Scan the listing and work out how many lines contain the word "TinyCarousel". Nothing but the number should be given.
┏━━
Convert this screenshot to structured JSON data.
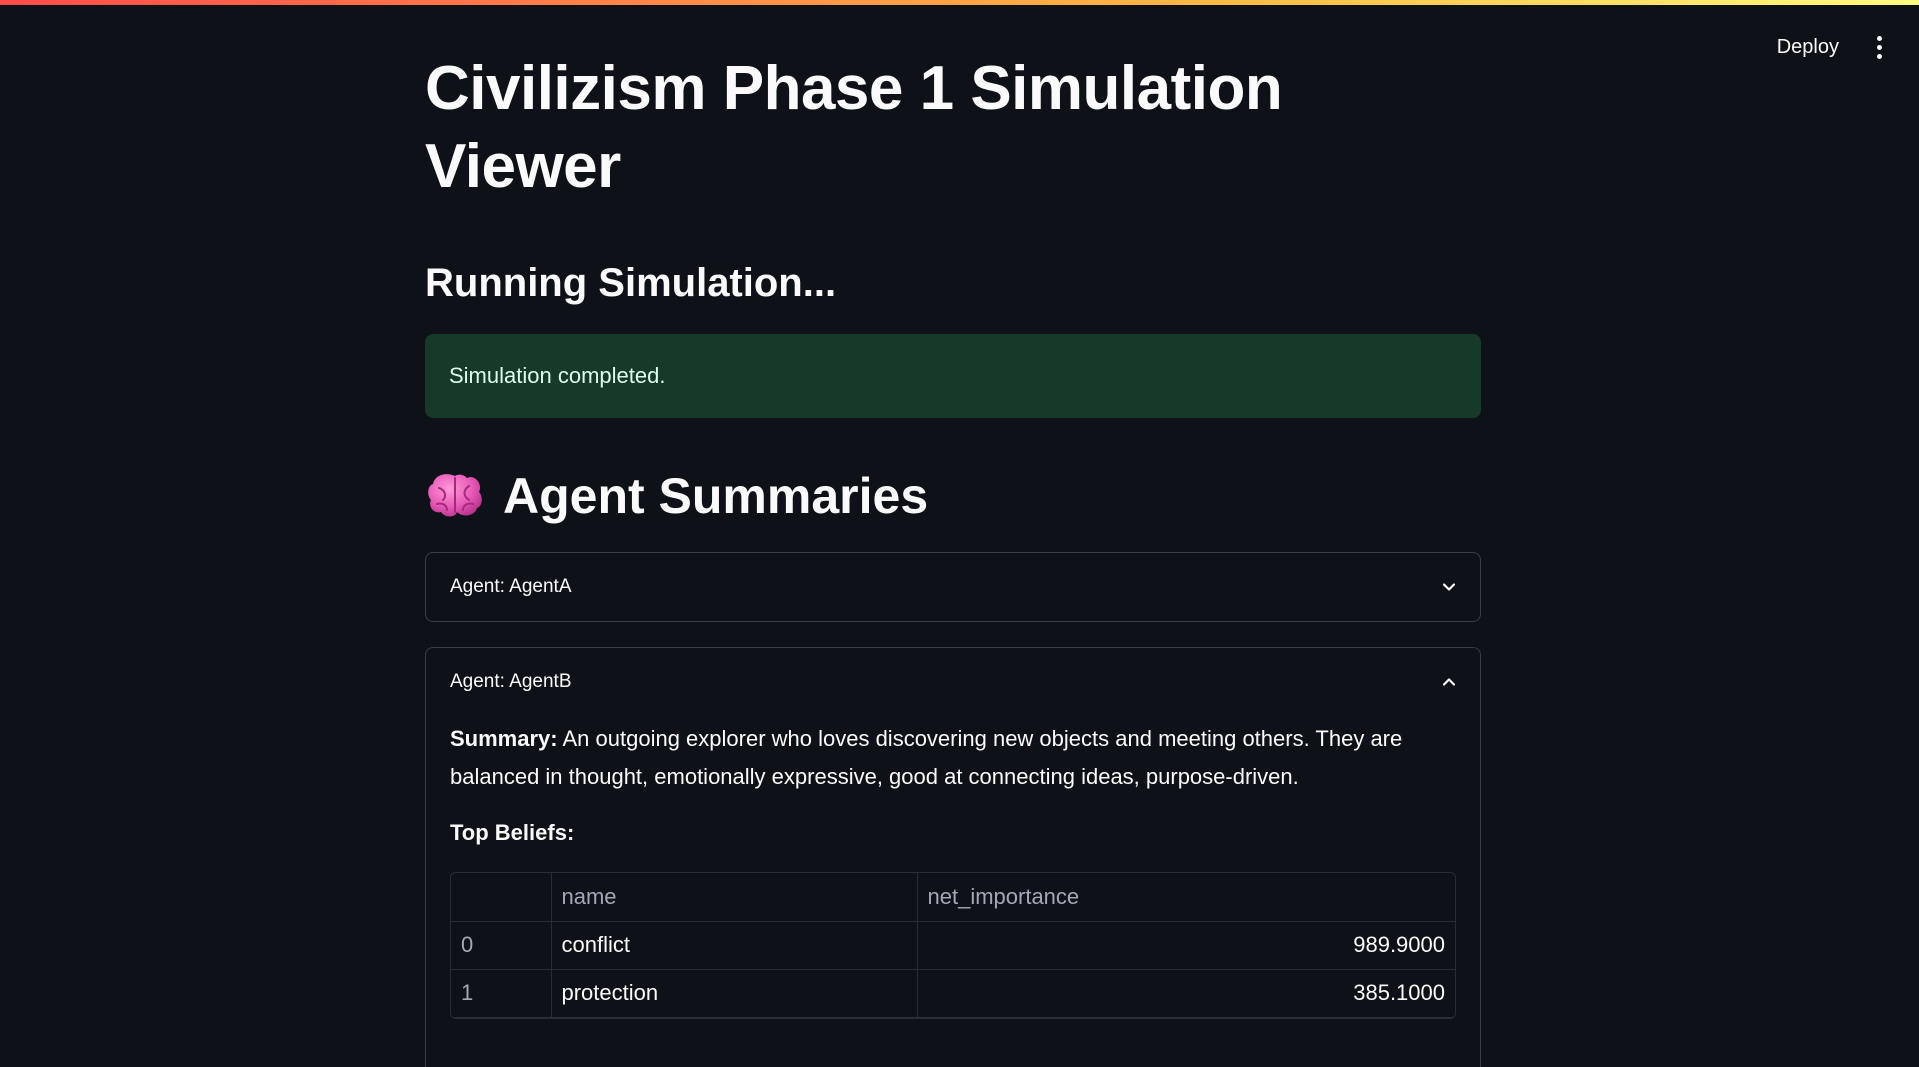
{
  "toolbar": {
    "deploy_label": "Deploy"
  },
  "page_title": "Civilizism Phase 1 Simulation Viewer",
  "section_heading": "Running Simulation...",
  "alert": {
    "message": "Simulation completed.",
    "color": "#173928"
  },
  "summaries": {
    "icon": "brain-icon",
    "heading": "Agent Summaries"
  },
  "agents": [
    {
      "label": "Agent: AgentA",
      "expanded": false
    },
    {
      "label": "Agent: AgentB",
      "expanded": true,
      "summary_label": "Summary:",
      "summary_text": " An outgoing explorer who loves discovering new objects and meeting others. They are balanced in thought, emotionally expressive, good at connecting ideas, purpose-driven.",
      "beliefs_label": "Top Beliefs:",
      "table": {
        "columns": [
          "",
          "name",
          "net_importance"
        ],
        "rows": [
          {
            "index": "0",
            "name": "conflict",
            "net_importance": "989.9000"
          },
          {
            "index": "1",
            "name": "protection",
            "net_importance": "385.1000"
          }
        ]
      }
    }
  ],
  "colors": {
    "background": "#0e1117",
    "text": "#fafafa",
    "border": "#3b3d47"
  }
}
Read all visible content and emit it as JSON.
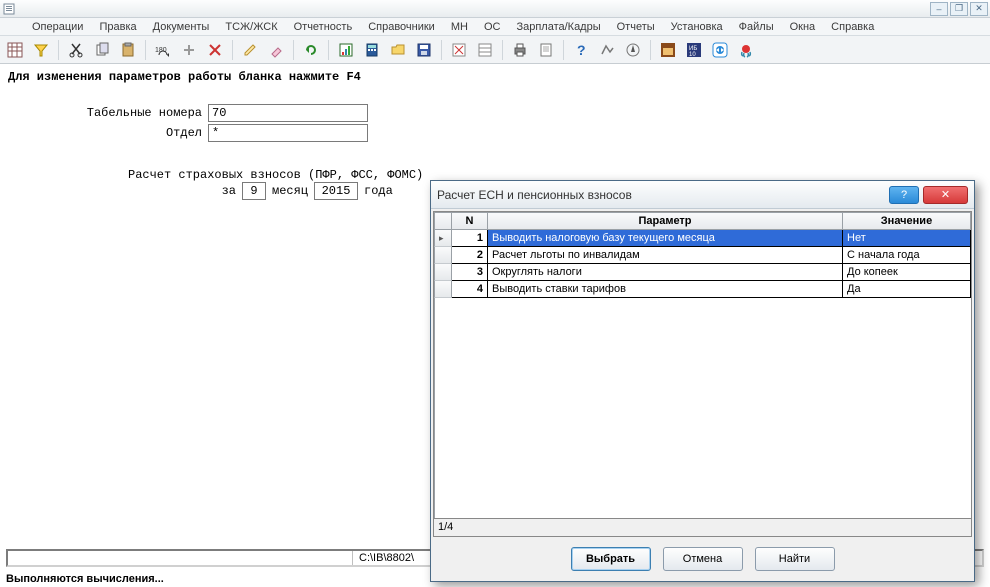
{
  "menus": [
    "Операции",
    "Правка",
    "Документы",
    "ТСЖ/ЖСК",
    "Отчетность",
    "Справочники",
    "МН",
    "ОС",
    "Зарплата/Кадры",
    "Отчеты",
    "Установка",
    "Файлы",
    "Окна",
    "Справка"
  ],
  "form": {
    "hint": "Для изменения параметров работы бланка нажмите F4",
    "tabnum_label": "Табельные номера",
    "tabnum_value": "70",
    "dept_label": "Отдел",
    "dept_value": "*",
    "calc_heading": "Расчет страховых взносов (ПФР, ФСС, ФОМС)",
    "period_prefix": "за",
    "period_month": "9",
    "period_month_word": "месяц",
    "period_year": "2015",
    "period_year_word": "года"
  },
  "status": {
    "path": "C:\\IB\\8802\\",
    "running": "Выполняются вычисления..."
  },
  "dialog": {
    "title": "Расчет ЕСН и пенсионных взносов",
    "col_n": "N",
    "col_param": "Параметр",
    "col_val": "Значение",
    "rows": [
      {
        "n": "1",
        "param": "Выводить налоговую базу текущего месяца",
        "val": "Нет"
      },
      {
        "n": "2",
        "param": "Расчет льготы по инвалидам",
        "val": "С начала года"
      },
      {
        "n": "3",
        "param": "Округлять налоги",
        "val": "До копеек"
      },
      {
        "n": "4",
        "param": "Выводить ставки тарифов",
        "val": "Да"
      }
    ],
    "pos": "1/4",
    "btn_select": "Выбрать",
    "btn_cancel": "Отмена",
    "btn_find": "Найти"
  }
}
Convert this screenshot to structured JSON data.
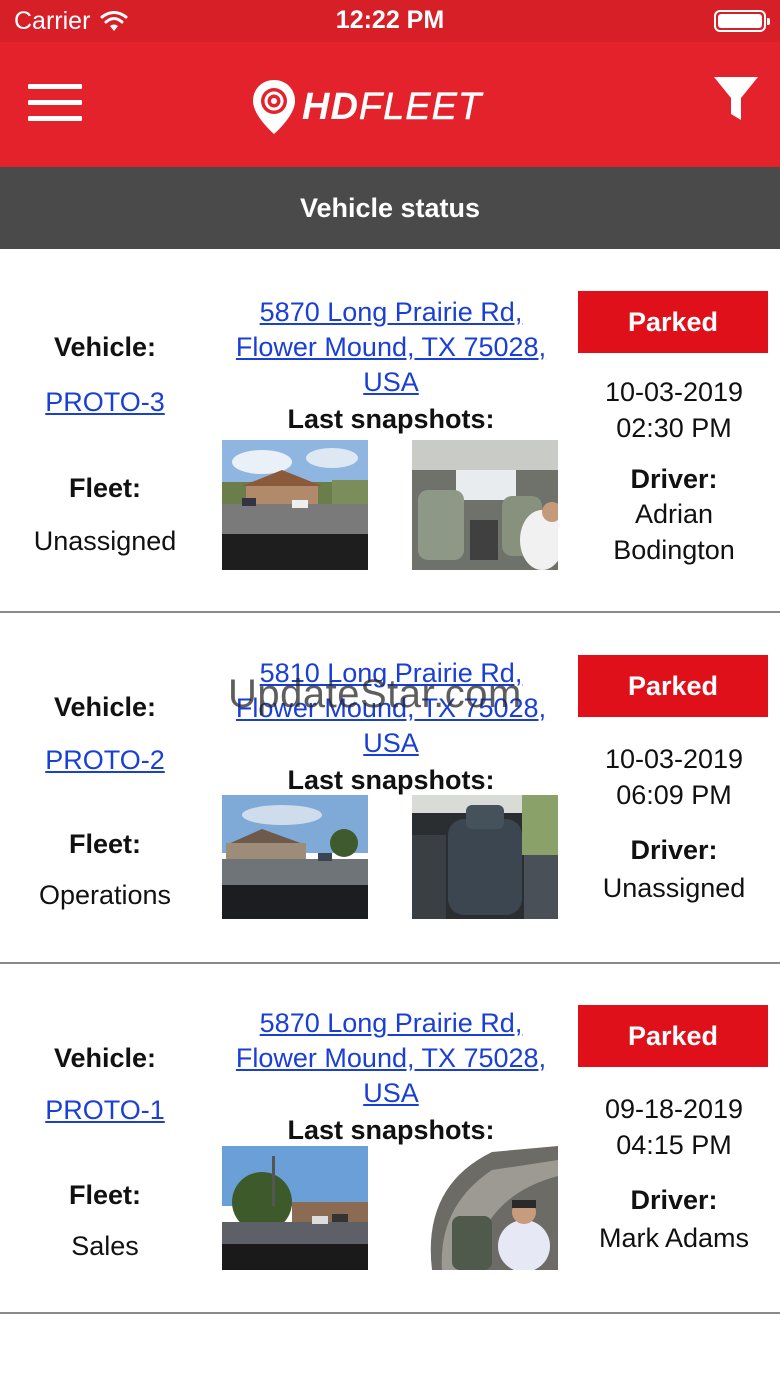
{
  "status_bar": {
    "carrier": "Carrier",
    "time": "12:22 PM"
  },
  "nav": {
    "logo_hd": "HD",
    "logo_fleet": "FLEET",
    "accent": "#e3222b"
  },
  "section": {
    "title": "Vehicle status"
  },
  "labels": {
    "vehicle": "Vehicle:",
    "fleet": "Fleet:",
    "last_snapshots": "Last snapshots:",
    "driver": "Driver:"
  },
  "vehicles": [
    {
      "vehicle": "PROTO-3",
      "fleet": "Unassigned",
      "address": [
        "5870 Long Prairie Rd,",
        "Flower Mound, TX 75028,",
        "USA"
      ],
      "status": "Parked",
      "date": "10-03-2019",
      "time": "02:30 PM",
      "driver": [
        "Adrian",
        "Bodington"
      ]
    },
    {
      "vehicle": "PROTO-2",
      "fleet": "Operations",
      "address": [
        "5810 Long Prairie Rd,",
        "Flower Mound, TX 75028,",
        "USA"
      ],
      "status": "Parked",
      "date": "10-03-2019",
      "time": "06:09 PM",
      "driver": [
        "Unassigned"
      ]
    },
    {
      "vehicle": "PROTO-1",
      "fleet": "Sales",
      "address": [
        "5870 Long Prairie Rd,",
        "Flower Mound, TX 75028,",
        "USA"
      ],
      "status": "Parked",
      "date": "09-18-2019",
      "time": "04:15 PM",
      "driver": [
        "Mark Adams"
      ]
    }
  ],
  "watermark": "UpdateStar.com"
}
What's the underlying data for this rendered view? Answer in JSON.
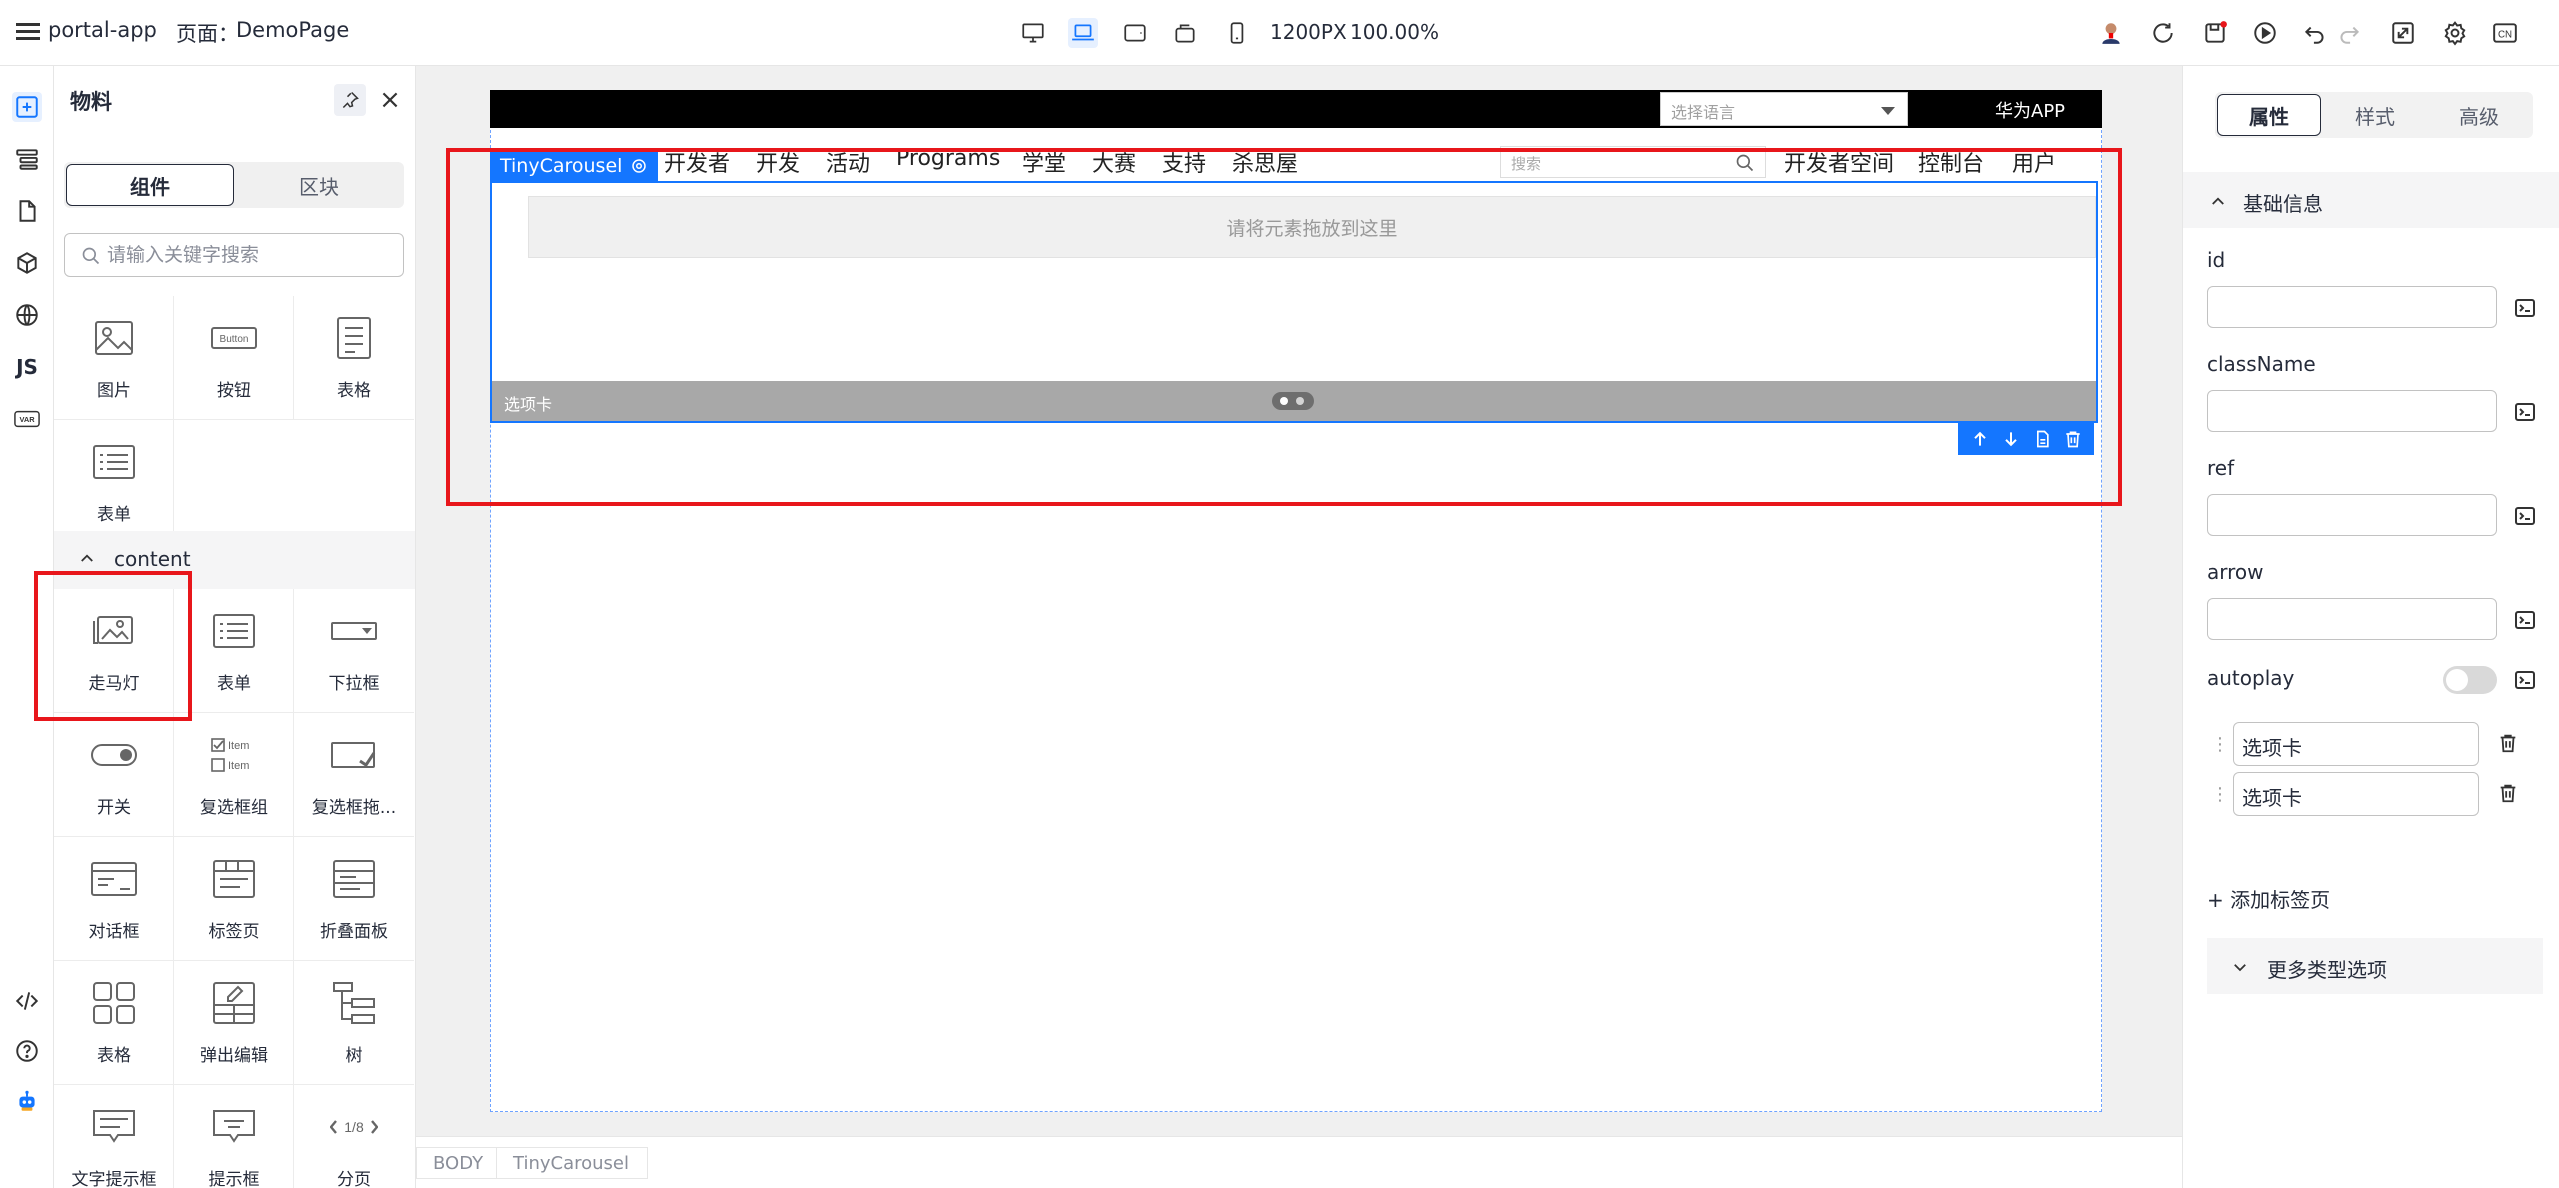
{
  "topbar": {
    "app_name": "portal-app",
    "page_label": "页面：",
    "page_name": "DemoPage",
    "canvas_width": "1200PX",
    "zoom": "100.00%",
    "lang": "CN"
  },
  "material": {
    "title": "物料",
    "tabs": [
      "组件",
      "区块"
    ],
    "search_placeholder": "请输入关键字搜索",
    "group_a": [
      "图片",
      "按钮",
      "表格",
      "表单"
    ],
    "group_content_title": "content",
    "group_content": [
      "走马灯",
      "表单",
      "下拉框",
      "开关",
      "复选框组",
      "复选框拖...",
      "对话框",
      "标签页",
      "折叠面板",
      "表格",
      "弹出编辑",
      "树",
      "文字提示框",
      "提示框",
      "分页"
    ],
    "button_icon_text": "Button",
    "checkbox_icon_text": "Item",
    "pager_icon_text": "1/8"
  },
  "canvas": {
    "lang_placeholder": "选择语言",
    "brand_link": "华为APP",
    "nav": [
      "开发者",
      "开发",
      "活动",
      "Programs",
      "学堂",
      "大赛",
      "支持",
      "杀思屋"
    ],
    "nav_search_placeholder": "搜索",
    "nav_right": [
      "开发者空间",
      "控制台",
      "用户"
    ],
    "carousel_tag": "TinyCarousel",
    "dropzone_text": "请将元素拖放到这里",
    "carousel_tab_label": "选项卡"
  },
  "breadcrumb": [
    "BODY",
    "TinyCarousel"
  ],
  "props": {
    "tabs": [
      "属性",
      "样式",
      "高级"
    ],
    "section_title": "基础信息",
    "fields": [
      "id",
      "className",
      "ref",
      "arrow"
    ],
    "autoplay_label": "autoplay",
    "autoplay_on": false,
    "tab_items": [
      "选项卡",
      "选项卡"
    ],
    "add_tab": "+ 添加标签页",
    "more_options": "更多类型选项"
  },
  "colors": {
    "accent": "#1476ff",
    "highlight": "#e8161b"
  }
}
┗━━
--- Output ---
2